▶ [Set exercise]
Retype the lines of the items starting with the line that contains "top-navbar: Home Program" and continuing through the line that contains "tagline-line-1: JWLI empowers", keeping each one identical.

Bounding box annotations:

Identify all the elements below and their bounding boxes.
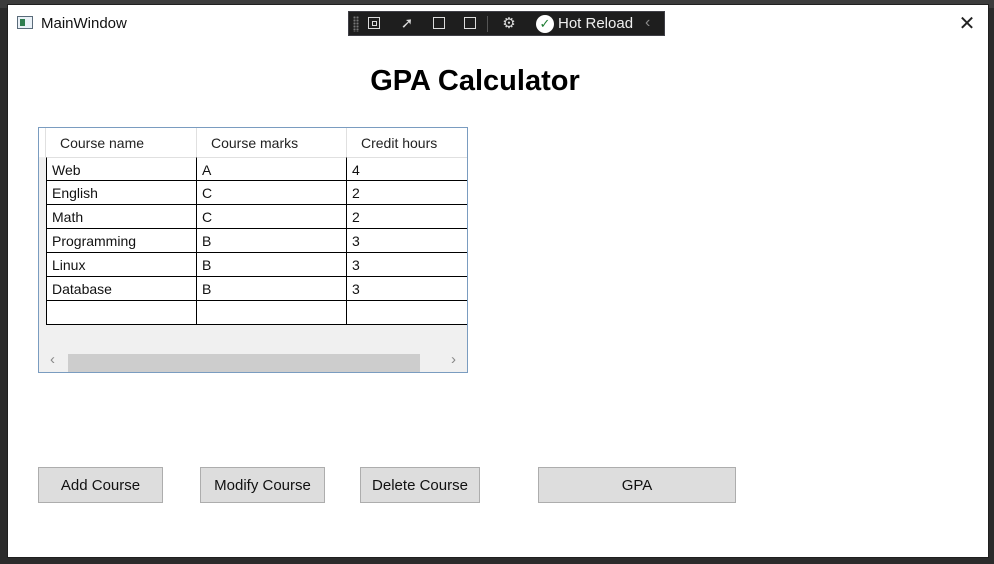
gpa-button[interactable]: GPA (538, 467, 736, 503)
app-icon (17, 16, 33, 29)
page-title: GPA Calculator (370, 65, 580, 97)
main-window: MainWindow ✕ ➚ ⚙ ✓ Hot Reload ‹ GPA Calc… (8, 5, 988, 557)
hot-reload-check-icon: ✓ (536, 15, 554, 33)
layout-adorner-icon[interactable] (429, 15, 449, 33)
cell-course-marks[interactable]: B (197, 277, 347, 301)
cell-course-name[interactable]: English (46, 181, 197, 205)
cell-credit-hours[interactable]: 3 (347, 277, 467, 301)
track-focus-icon[interactable] (461, 15, 481, 33)
cell-course-name[interactable] (46, 301, 197, 325)
cell-course-marks[interactable] (197, 301, 347, 325)
cell-course-name[interactable]: Math (46, 205, 197, 229)
collapse-chevron-icon[interactable]: ‹ (645, 14, 650, 32)
cell-credit-hours[interactable]: 2 (347, 205, 467, 229)
hot-reload-label[interactable]: Hot Reload (558, 15, 633, 32)
cell-course-marks[interactable]: B (197, 229, 347, 253)
cell-course-marks[interactable]: B (197, 253, 347, 277)
cell-course-marks[interactable]: C (197, 181, 347, 205)
binding-failures-icon[interactable]: ⚙ (499, 15, 519, 33)
window-title: MainWindow (41, 15, 127, 32)
cell-course-name[interactable]: Programming (46, 229, 197, 253)
cell-course-name[interactable]: Database (46, 277, 197, 301)
toolbar-separator (487, 16, 488, 32)
cell-credit-hours[interactable] (347, 301, 467, 325)
modify-course-button[interactable]: Modify Course (200, 467, 325, 503)
toolbar-grip-icon[interactable] (353, 16, 359, 32)
scroll-right-icon[interactable]: › (451, 351, 456, 368)
horizontal-scrollbar[interactable]: ‹ › (39, 349, 467, 372)
column-header-course-name[interactable]: Course name (46, 128, 197, 157)
select-element-icon[interactable] (365, 15, 385, 33)
cell-credit-hours[interactable]: 2 (347, 181, 467, 205)
hot-reload-toolbar: ➚ ⚙ ✓ Hot Reload ‹ (348, 11, 665, 36)
cell-credit-hours[interactable]: 3 (347, 229, 467, 253)
scroll-left-icon[interactable]: ‹ (50, 351, 55, 368)
delete-course-button[interactable]: Delete Course (360, 467, 480, 503)
cell-course-marks[interactable]: A (197, 157, 347, 181)
cell-course-marks[interactable]: C (197, 205, 347, 229)
column-header-course-marks[interactable]: Course marks (197, 128, 347, 157)
pointer-select-icon[interactable]: ➚ (397, 15, 417, 33)
column-header-credit-hours[interactable]: Credit hours (347, 128, 467, 157)
cell-credit-hours[interactable]: 4 (347, 157, 467, 181)
cell-credit-hours[interactable]: 3 (347, 253, 467, 277)
header-corner (39, 128, 46, 157)
close-button[interactable]: ✕ (952, 11, 982, 37)
cell-course-name[interactable]: Linux (46, 253, 197, 277)
add-course-button[interactable]: Add Course (38, 467, 163, 503)
courses-datagrid[interactable]: Course name Course marks Credit hours We… (38, 127, 468, 373)
scrollbar-thumb[interactable] (68, 354, 420, 372)
cell-course-name[interactable]: Web (46, 157, 197, 181)
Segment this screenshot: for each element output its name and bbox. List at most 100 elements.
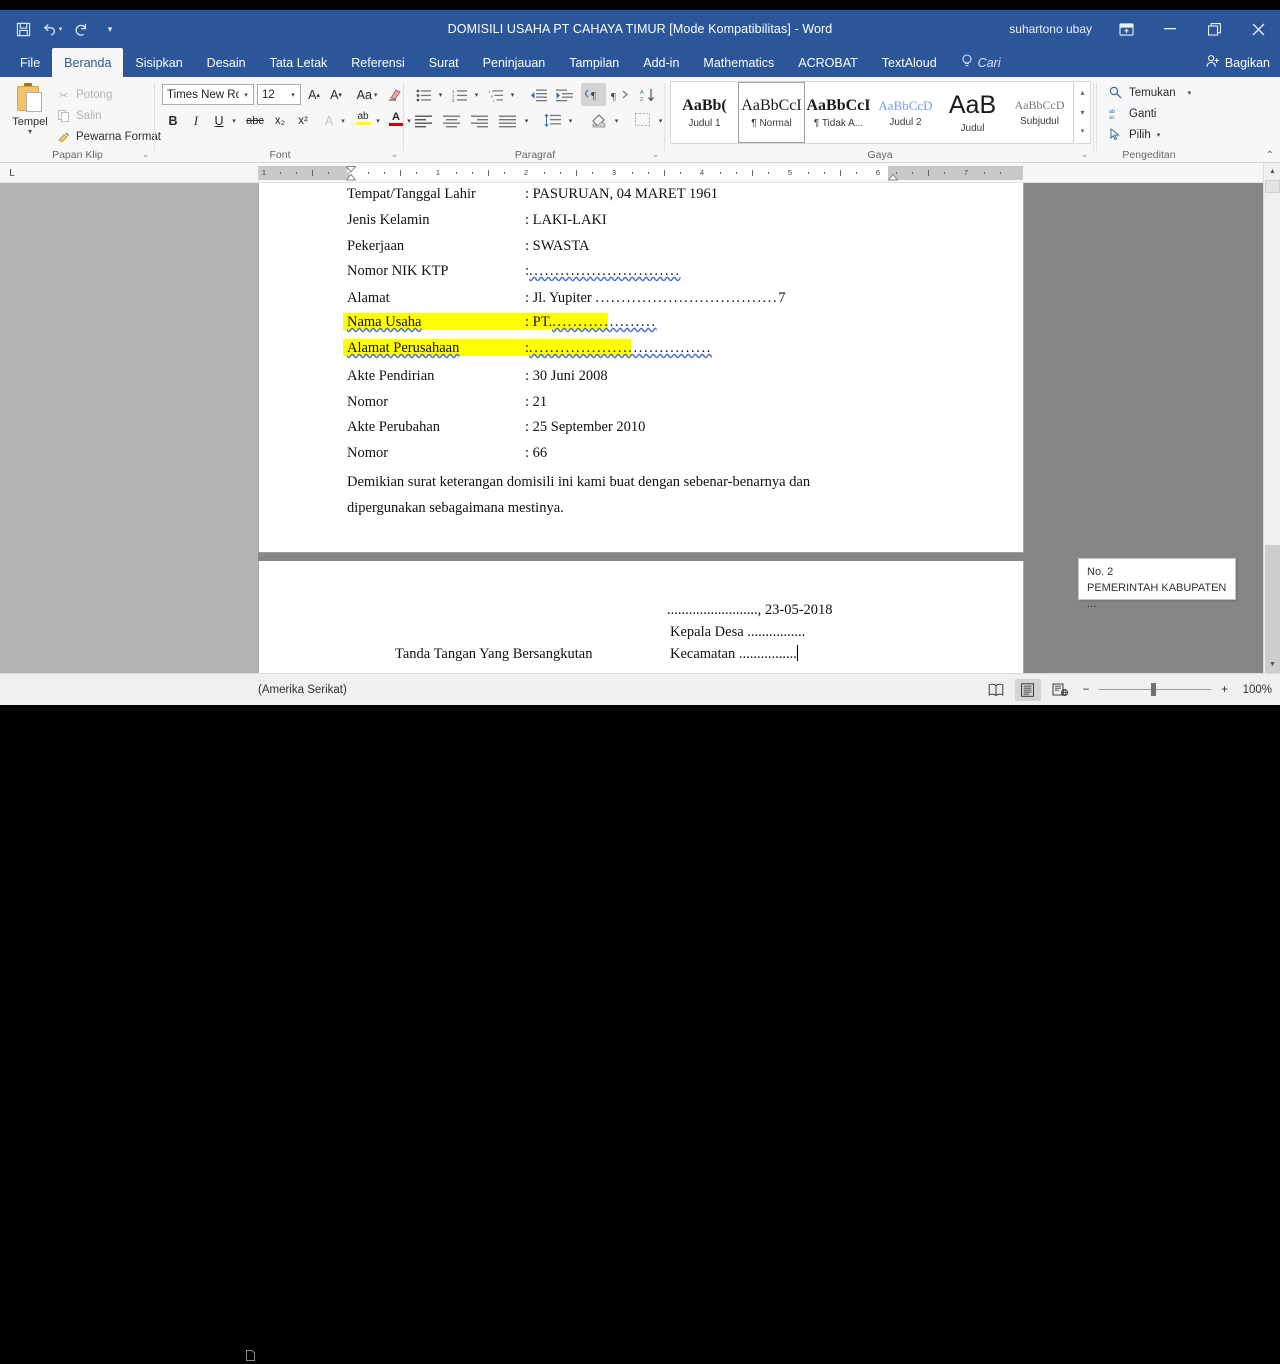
print-layout-view-button[interactable] [1014, 678, 1041, 701]
cut-button[interactable]: ✂ Potong [56, 85, 113, 105]
clipboard-dialog-launcher[interactable]: ⌄ [140, 149, 151, 160]
copy-button[interactable]: Salin [56, 106, 102, 126]
chevron-down-icon[interactable]: ▾ [611, 110, 622, 132]
font-name-combobox[interactable]: Times New Ro ▾ [162, 84, 254, 105]
chevron-down-icon[interactable]: ▾ [521, 110, 532, 132]
web-layout-view-button[interactable] [1047, 679, 1073, 701]
select-button[interactable]: Pilih ▾ [1108, 124, 1160, 145]
style-judul-1[interactable]: AaBb( Judul 1 [671, 82, 738, 143]
tab-referensi[interactable]: Referensi [339, 48, 417, 77]
closing-paragraph[interactable]: Demikian surat keterangan domisili ini k… [347, 469, 927, 521]
first-line-indent-marker[interactable] [346, 166, 356, 173]
style-judul[interactable]: AaB Judul [939, 82, 1006, 143]
save-icon[interactable] [10, 16, 36, 42]
chevron-down-icon[interactable]: ▾ [337, 110, 349, 132]
chevron-down-icon[interactable]: ▾ [507, 84, 518, 106]
style-tidak-ada-spasi[interactable]: AaBbCcI ¶ Tidak A... [805, 82, 872, 143]
borders-button[interactable] [631, 109, 655, 131]
ltr-text-direction-button[interactable]: ¶ [581, 83, 606, 106]
style-normal[interactable]: AaBbCcI ¶ Normal [738, 82, 805, 143]
tab-mathematics[interactable]: Mathematics [691, 48, 786, 77]
undo-icon[interactable]: ▾ [39, 16, 65, 42]
increase-indent-button[interactable] [553, 84, 575, 106]
tell-me-search[interactable]: Cari [949, 48, 1013, 77]
vertical-scrollbar[interactable]: ▲ ▼ [1263, 163, 1280, 695]
document-page-1[interactable]: Tempat/Tanggal Lahir : PASURUAN, 04 MARE… [258, 183, 1024, 553]
tab-textaloud[interactable]: TextAloud [870, 48, 949, 77]
tab-desain[interactable]: Desain [195, 48, 258, 77]
style-judul-2[interactable]: AaBbCcD Judul 2 [872, 82, 939, 143]
align-center-button[interactable] [439, 110, 465, 132]
styles-gallery-scrollbar[interactable]: ▴ ▾ ▾ [1075, 81, 1091, 144]
account-name[interactable]: suhartono ubay [1009, 22, 1092, 36]
chevron-down-icon[interactable]: ▾ [228, 110, 240, 132]
numbering-button[interactable]: 123 [449, 84, 471, 106]
find-button[interactable]: Temukan ▾ [1108, 82, 1191, 103]
style-subjudul[interactable]: AaBbCcD Subjudul [1006, 82, 1073, 143]
align-right-button[interactable] [467, 110, 493, 132]
tab-tampilan[interactable]: Tampilan [557, 48, 631, 77]
chevron-down-icon[interactable]: ▾ [28, 128, 32, 136]
line-spacing-button[interactable] [541, 110, 565, 132]
font-dialog-launcher[interactable]: ⌄ [389, 149, 400, 160]
zoom-slider-handle[interactable] [1151, 682, 1157, 696]
tab-peninjauan[interactable]: Peninjauan [471, 48, 558, 77]
scroll-up-icon[interactable]: ▲ [1264, 163, 1280, 180]
restore-button[interactable] [1192, 10, 1236, 48]
italic-button[interactable]: I [187, 110, 205, 132]
tab-sisipkan[interactable]: Sisipkan [123, 48, 194, 77]
chevron-down-icon[interactable]: ▾ [565, 110, 576, 132]
redo-icon[interactable] [68, 16, 94, 42]
horizontal-ruler[interactable]: 1 1 2 3 4 5 6 7 [258, 166, 1023, 181]
font-size-combobox[interactable]: 12 ▾ [257, 84, 301, 105]
sort-button[interactable]: AZ [637, 84, 659, 106]
paste-button[interactable]: Tempel ▾ [8, 81, 52, 143]
chevron-down-icon[interactable]: ▾ [435, 84, 446, 106]
text-highlight-button[interactable]: ab [352, 107, 374, 129]
strikethrough-button[interactable]: abc [243, 110, 267, 132]
window-splitter[interactable] [1265, 180, 1280, 193]
collapse-ribbon-button[interactable]: ⌃ [1266, 150, 1274, 161]
justify-button[interactable] [495, 110, 521, 132]
paragraph-dialog-launcher[interactable]: ⌄ [650, 149, 661, 160]
superscript-button[interactable]: x² [293, 110, 313, 132]
bullets-button[interactable] [413, 84, 435, 106]
close-button[interactable] [1236, 10, 1280, 48]
zoom-slider[interactable] [1099, 682, 1212, 697]
grow-font-button[interactable]: A ▴ [304, 84, 324, 106]
bold-button[interactable]: B [164, 110, 182, 132]
multilevel-list-button[interactable]: 1ai [485, 84, 507, 106]
ribbon-display-options-icon[interactable] [1104, 10, 1148, 48]
format-painter-button[interactable]: Pewarna Format [56, 127, 161, 147]
tab-stop-selector[interactable]: L [4, 165, 20, 181]
replace-button[interactable]: ab ac Ganti [1108, 103, 1157, 124]
chevron-down-icon[interactable]: ▾ [286, 91, 300, 99]
zoom-level-label[interactable]: 100% [1238, 684, 1272, 696]
decrease-indent-button[interactable] [527, 84, 549, 106]
scroll-up-icon[interactable]: ▴ [1075, 82, 1090, 102]
shrink-font-button[interactable]: A ▾ [326, 84, 346, 106]
tab-file[interactable]: File [8, 48, 52, 77]
tab-acrobat[interactable]: ACROBAT [786, 48, 870, 77]
zoom-in-button[interactable]: + [1217, 684, 1232, 696]
chevron-down-icon[interactable]: ▾ [372, 110, 384, 132]
change-case-button[interactable]: Aa ▾ [352, 84, 382, 106]
document-page-2[interactable]: ........................., 23-05-2018 Ke… [258, 561, 1024, 673]
more-styles-icon[interactable]: ▾ [1075, 122, 1090, 142]
customize-qat-icon[interactable]: ▾ [97, 16, 123, 42]
language-indicator[interactable]: (Amerika Serikat) [258, 684, 347, 696]
chevron-down-icon[interactable]: ▾ [1188, 89, 1192, 97]
chevron-down-icon[interactable]: ▾ [1157, 131, 1161, 139]
scroll-down-icon[interactable]: ▼ [1264, 656, 1280, 673]
tab-tata-letak[interactable]: Tata Letak [258, 48, 340, 77]
tab-beranda[interactable]: Beranda [52, 48, 124, 77]
minimize-button[interactable] [1148, 10, 1192, 48]
chevron-down-icon[interactable]: ▾ [239, 91, 253, 99]
text-effects-button[interactable]: A [320, 110, 338, 132]
underline-button[interactable]: U [210, 110, 228, 132]
clear-formatting-icon[interactable] [385, 84, 403, 106]
tab-add-in[interactable]: Add-in [631, 48, 691, 77]
chevron-down-icon[interactable]: ▾ [471, 84, 482, 106]
zoom-out-button[interactable]: − [1079, 684, 1094, 696]
rtl-text-direction-button[interactable]: ¶ [609, 84, 631, 106]
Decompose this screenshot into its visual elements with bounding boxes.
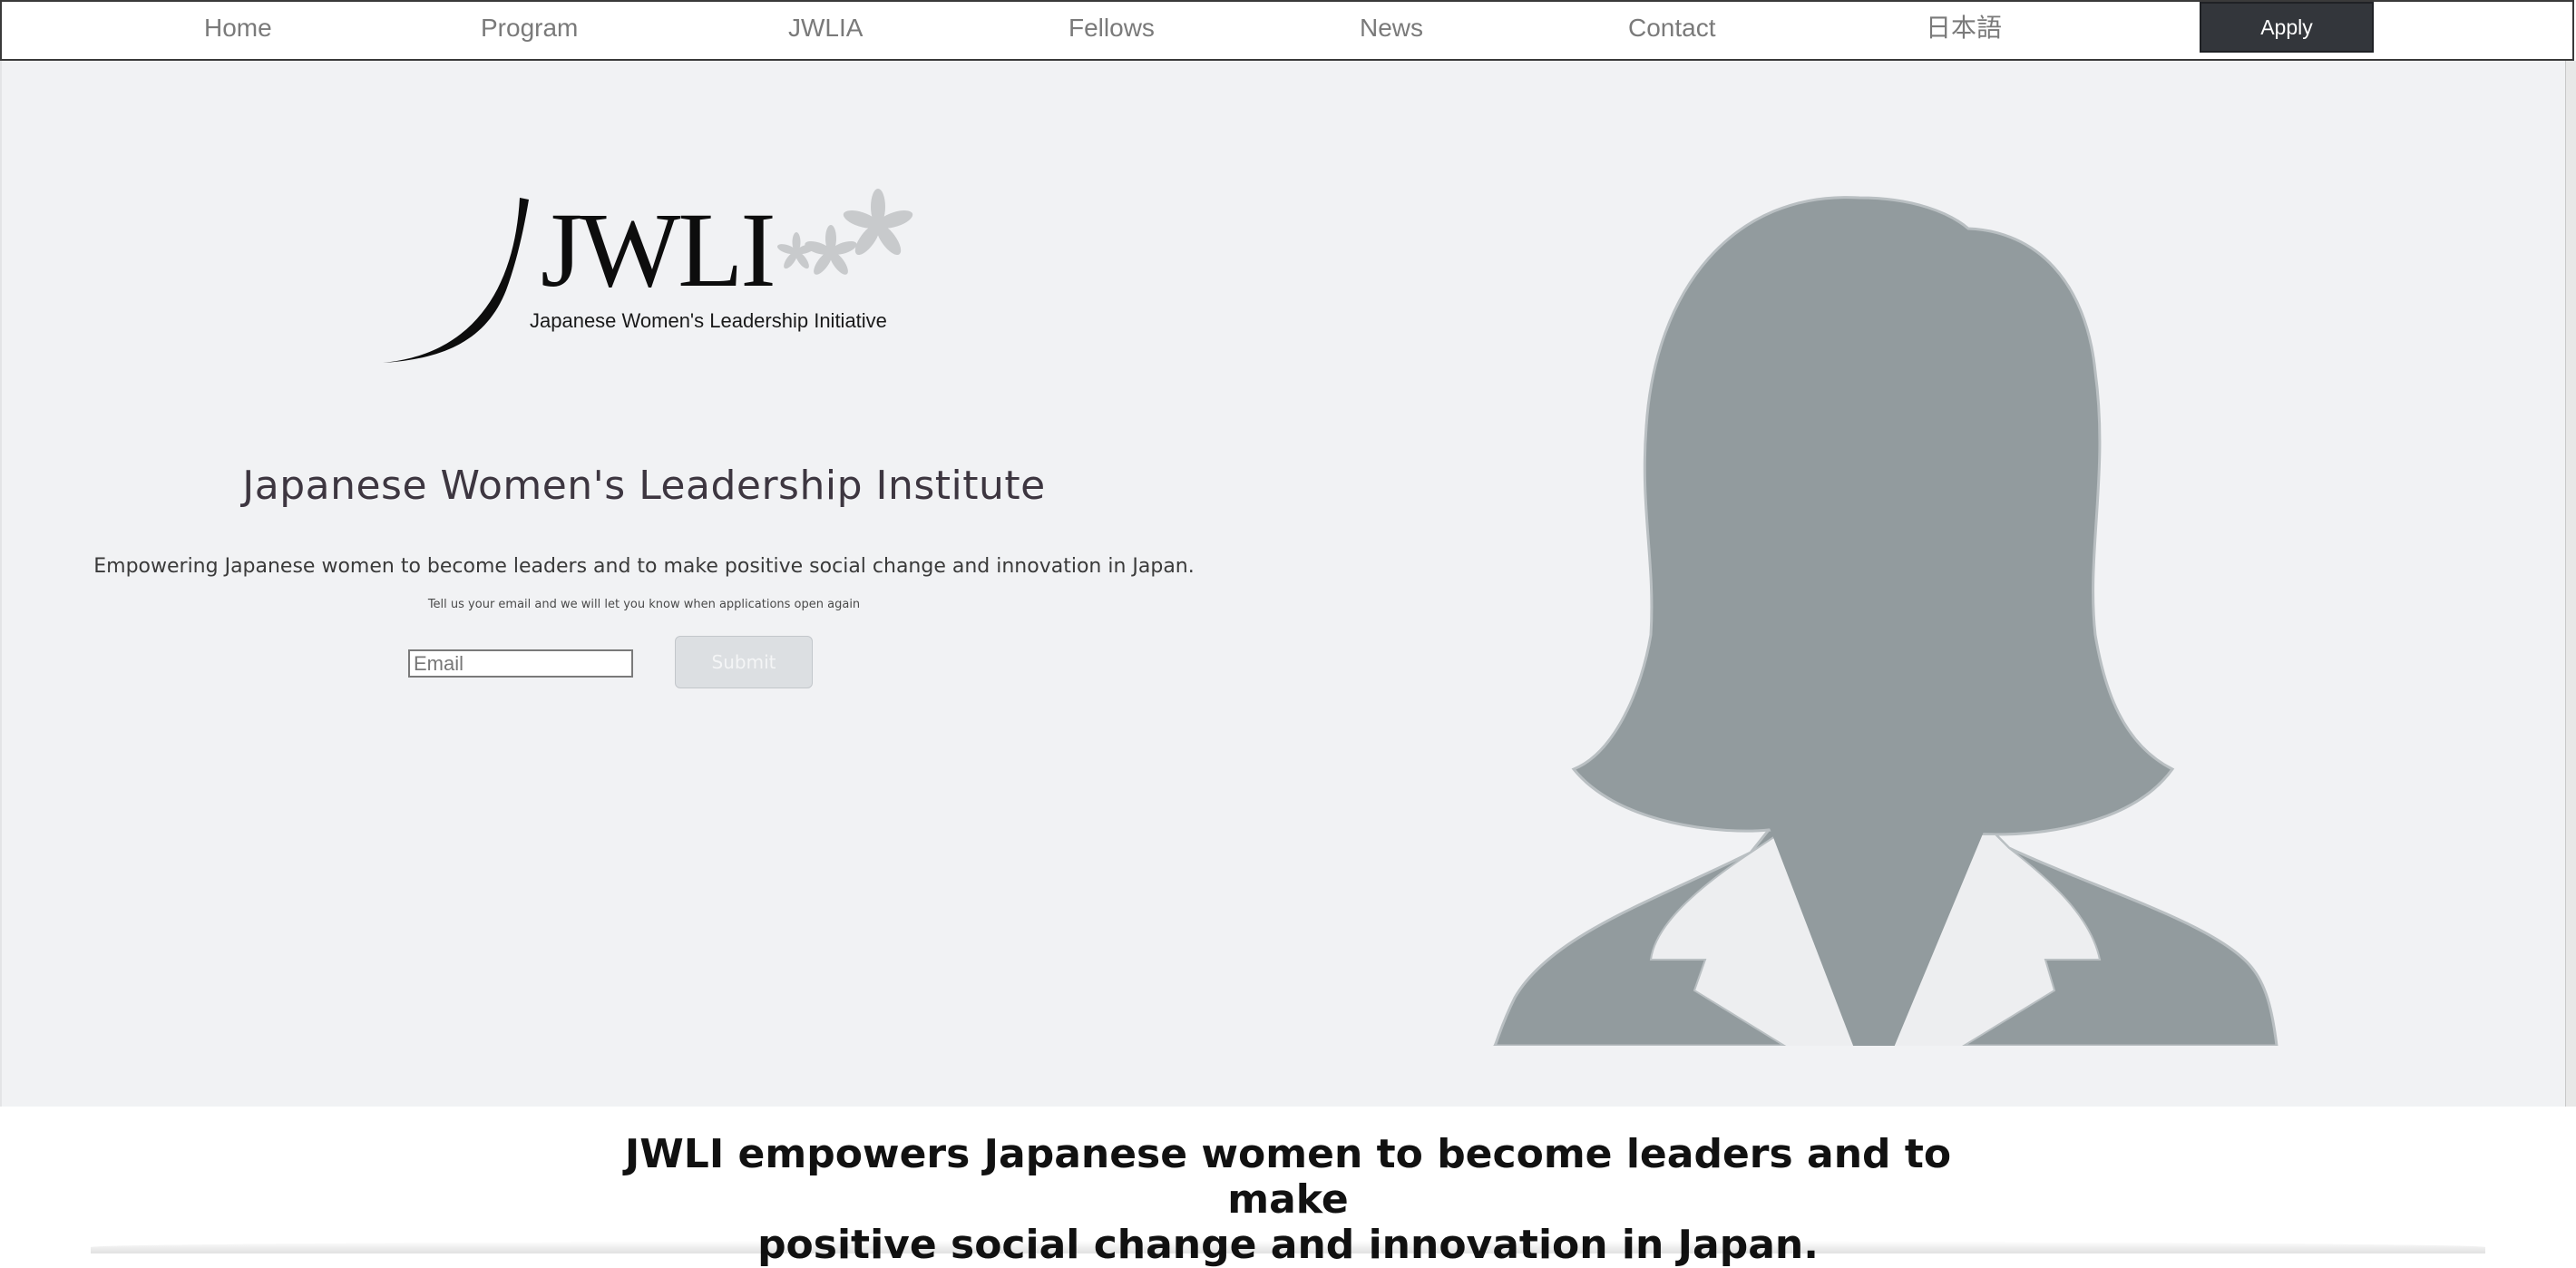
top-navbar: Home Program JWLIA Fellows News Contact … — [0, 0, 2574, 61]
nav-fellows-link[interactable]: Fellows — [1068, 10, 1155, 46]
cherry-blossom-icon — [776, 189, 913, 275]
hero-title: Japanese Women's Leadership Institute — [242, 463, 1046, 509]
page-scrollbar[interactable] — [2565, 61, 2576, 1107]
nav-program-link[interactable]: Program — [481, 10, 578, 46]
nav-home-link[interactable]: Home — [204, 10, 272, 46]
jwli-logo: JWLI Japanese Women's Leadership Initiat… — [383, 189, 913, 363]
nav-japanese-link[interactable]: 日本語 — [1926, 10, 2002, 46]
section-shadow — [91, 1241, 2485, 1253]
logo-wordmark: JWLI — [541, 190, 774, 309]
apply-button[interactable]: Apply — [2200, 2, 2374, 53]
email-input[interactable] — [408, 649, 633, 678]
tagline-line-1: JWLI empowers Japanese women to become l… — [624, 1131, 1952, 1223]
notify-text: Tell us your email and we will let you k… — [427, 598, 861, 611]
nav-news-link[interactable]: News — [1360, 10, 1423, 46]
logo-tagline: Japanese Women's Leadership Initiative — [530, 309, 887, 332]
nav-jwlia-link[interactable]: JWLIA — [788, 10, 863, 46]
tagline-section: JWLI empowers Japanese women to become l… — [0, 1107, 2576, 1268]
nav-contact-link[interactable]: Contact — [1628, 10, 1716, 46]
woman-silhouette-image — [1493, 196, 2278, 1046]
submit-button[interactable]: Submit — [675, 636, 813, 688]
hero-subtitle: Empowering Japanese women to become lead… — [93, 555, 1195, 578]
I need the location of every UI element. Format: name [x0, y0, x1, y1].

▶ [Written solution]
top-navbar: Home Program JWLIA Fellows News Contact … — [0, 0, 2574, 61]
nav-fellows-link[interactable]: Fellows — [1068, 10, 1155, 46]
cherry-blossom-icon — [776, 189, 913, 275]
hero-title: Japanese Women's Leadership Institute — [242, 463, 1046, 509]
page-scrollbar[interactable] — [2565, 61, 2576, 1107]
nav-program-link[interactable]: Program — [481, 10, 578, 46]
nav-home-link[interactable]: Home — [204, 10, 272, 46]
jwli-logo: JWLI Japanese Women's Leadership Initiat… — [383, 189, 913, 363]
nav-japanese-link[interactable]: 日本語 — [1926, 10, 2002, 46]
section-shadow — [91, 1241, 2485, 1253]
logo-wordmark: JWLI — [541, 190, 774, 309]
apply-button[interactable]: Apply — [2200, 2, 2374, 53]
email-input[interactable] — [408, 649, 633, 678]
tagline-line-1: JWLI empowers Japanese women to become l… — [624, 1131, 1952, 1223]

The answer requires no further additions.